OBJECTIVE: Please return, character for character, every line from the first one up to and including the line with "audit-commission-box[interactable]: Ревизионная комиссия".

DATA FOR THIS TASK:

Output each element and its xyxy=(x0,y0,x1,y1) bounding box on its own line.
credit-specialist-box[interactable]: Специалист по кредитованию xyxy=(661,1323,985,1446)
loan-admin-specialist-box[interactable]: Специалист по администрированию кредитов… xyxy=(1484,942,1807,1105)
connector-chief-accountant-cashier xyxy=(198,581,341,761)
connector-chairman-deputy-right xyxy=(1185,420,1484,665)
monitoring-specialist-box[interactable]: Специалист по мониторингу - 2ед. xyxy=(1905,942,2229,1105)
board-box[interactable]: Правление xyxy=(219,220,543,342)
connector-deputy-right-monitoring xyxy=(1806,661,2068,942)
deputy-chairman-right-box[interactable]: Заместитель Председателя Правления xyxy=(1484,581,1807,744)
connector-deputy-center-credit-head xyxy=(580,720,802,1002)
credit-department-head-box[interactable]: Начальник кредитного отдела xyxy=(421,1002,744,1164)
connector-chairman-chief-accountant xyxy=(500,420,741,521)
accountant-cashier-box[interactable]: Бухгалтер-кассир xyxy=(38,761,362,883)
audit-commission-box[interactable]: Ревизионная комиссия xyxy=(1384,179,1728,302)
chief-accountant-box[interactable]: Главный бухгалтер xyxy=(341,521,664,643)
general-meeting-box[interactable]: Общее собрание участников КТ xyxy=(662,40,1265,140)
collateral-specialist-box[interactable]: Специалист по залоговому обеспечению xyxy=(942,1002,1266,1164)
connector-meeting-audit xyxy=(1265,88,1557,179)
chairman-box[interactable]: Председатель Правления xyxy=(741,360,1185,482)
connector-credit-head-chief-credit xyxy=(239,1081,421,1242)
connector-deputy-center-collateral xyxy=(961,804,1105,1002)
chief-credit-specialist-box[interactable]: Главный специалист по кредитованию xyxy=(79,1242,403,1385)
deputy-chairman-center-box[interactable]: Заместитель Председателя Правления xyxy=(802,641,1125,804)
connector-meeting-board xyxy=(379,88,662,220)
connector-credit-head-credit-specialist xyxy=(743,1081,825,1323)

RIGHT ANSWER:
Output each element and its xyxy=(x0,y0,x1,y1) bounding box on its own line.
credit-specialist-box[interactable]: Специалист по кредитованию xyxy=(661,1323,985,1446)
loan-admin-specialist-box[interactable]: Специалист по администрированию кредитов… xyxy=(1484,942,1807,1105)
connector-chief-accountant-cashier xyxy=(198,581,341,761)
connector-chairman-deputy-right xyxy=(1185,420,1484,665)
monitoring-specialist-box[interactable]: Специалист по мониторингу - 2ед. xyxy=(1905,942,2229,1105)
board-box[interactable]: Правление xyxy=(219,220,543,342)
connector-deputy-right-monitoring xyxy=(1806,661,2068,942)
deputy-chairman-right-box[interactable]: Заместитель Председателя Правления xyxy=(1484,581,1807,744)
connector-deputy-center-credit-head xyxy=(580,720,802,1002)
credit-department-head-box[interactable]: Начальник кредитного отдела xyxy=(421,1002,744,1164)
connector-chairman-chief-accountant xyxy=(500,420,741,521)
accountant-cashier-box[interactable]: Бухгалтер-кассир xyxy=(38,761,362,883)
audit-commission-box[interactable]: Ревизионная комиссия xyxy=(1384,179,1728,302)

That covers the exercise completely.